Copy each line below in which the word "value" occurs.
——————————
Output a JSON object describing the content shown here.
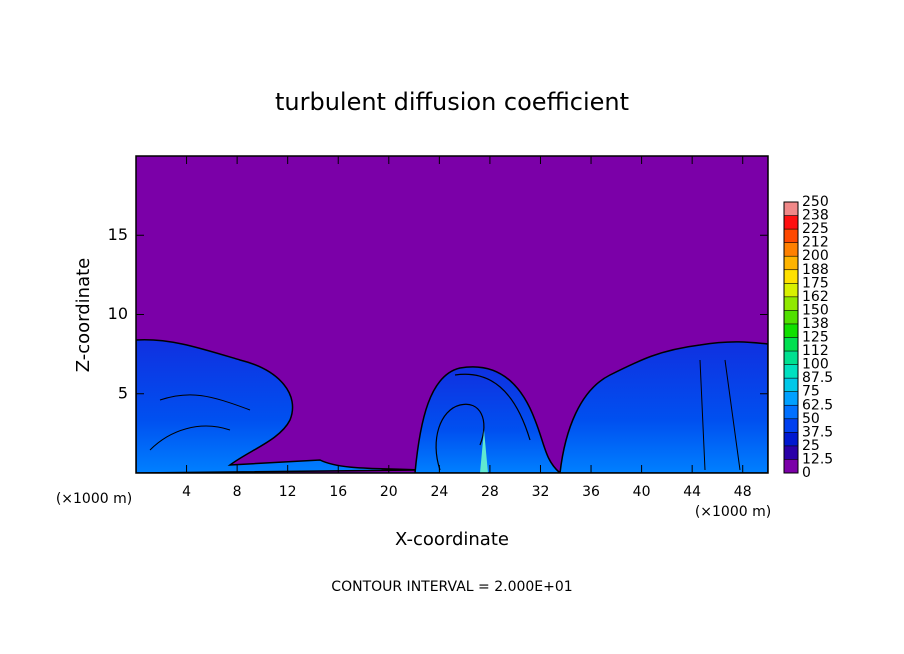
{
  "chart_data": {
    "type": "contour",
    "title": "turbulent diffusion coefficient",
    "x_label": "X-coordinate",
    "y_label": "Z-coordinate",
    "x_unit": "(×1000 m)",
    "x_unit_2": "(×1000 m)",
    "footer": "CONTOUR INTERVAL = 2.000E+01",
    "xlim": [
      0,
      50
    ],
    "xticks": [
      4,
      8,
      12,
      16,
      20,
      24,
      28,
      32,
      36,
      40,
      44,
      48
    ],
    "ylim": [
      0,
      20
    ],
    "yticks": [
      5,
      10,
      15
    ],
    "colorbar": {
      "ticks": [
        0,
        12.5,
        25,
        37.5,
        50,
        62.5,
        75,
        87.5,
        100,
        {
          "value": 112.5,
          "label": "112"
        },
        125,
        {
          "value": 137.5,
          "label": "138"
        },
        150,
        {
          "value": 162.5,
          "label": "162"
        },
        175,
        {
          "value": 187.5,
          "label": "188"
        },
        200,
        {
          "value": 212.5,
          "label": "212"
        },
        225,
        {
          "value": 237.5,
          "label": "238"
        },
        250
      ],
      "colors": [
        "#7b00a8",
        "#2a00a8",
        "#0018d0",
        "#0040f0",
        "#0070ff",
        "#00a0ff",
        "#00c8e8",
        "#00e0c0",
        "#00e090",
        "#00e050",
        "#10e000",
        "#50e000",
        "#90e800",
        "#d8f000",
        "#ffe000",
        "#ffb400",
        "#ff8000",
        "#ff4800",
        "#ff1010",
        "#f08888"
      ]
    }
  }
}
——————————
**In response:**
          "value": 112.5,
          "value": 137.5,
          "value": 162.5,
          "value": 187.5,
          "value": 212.5,
          "value": 237.5,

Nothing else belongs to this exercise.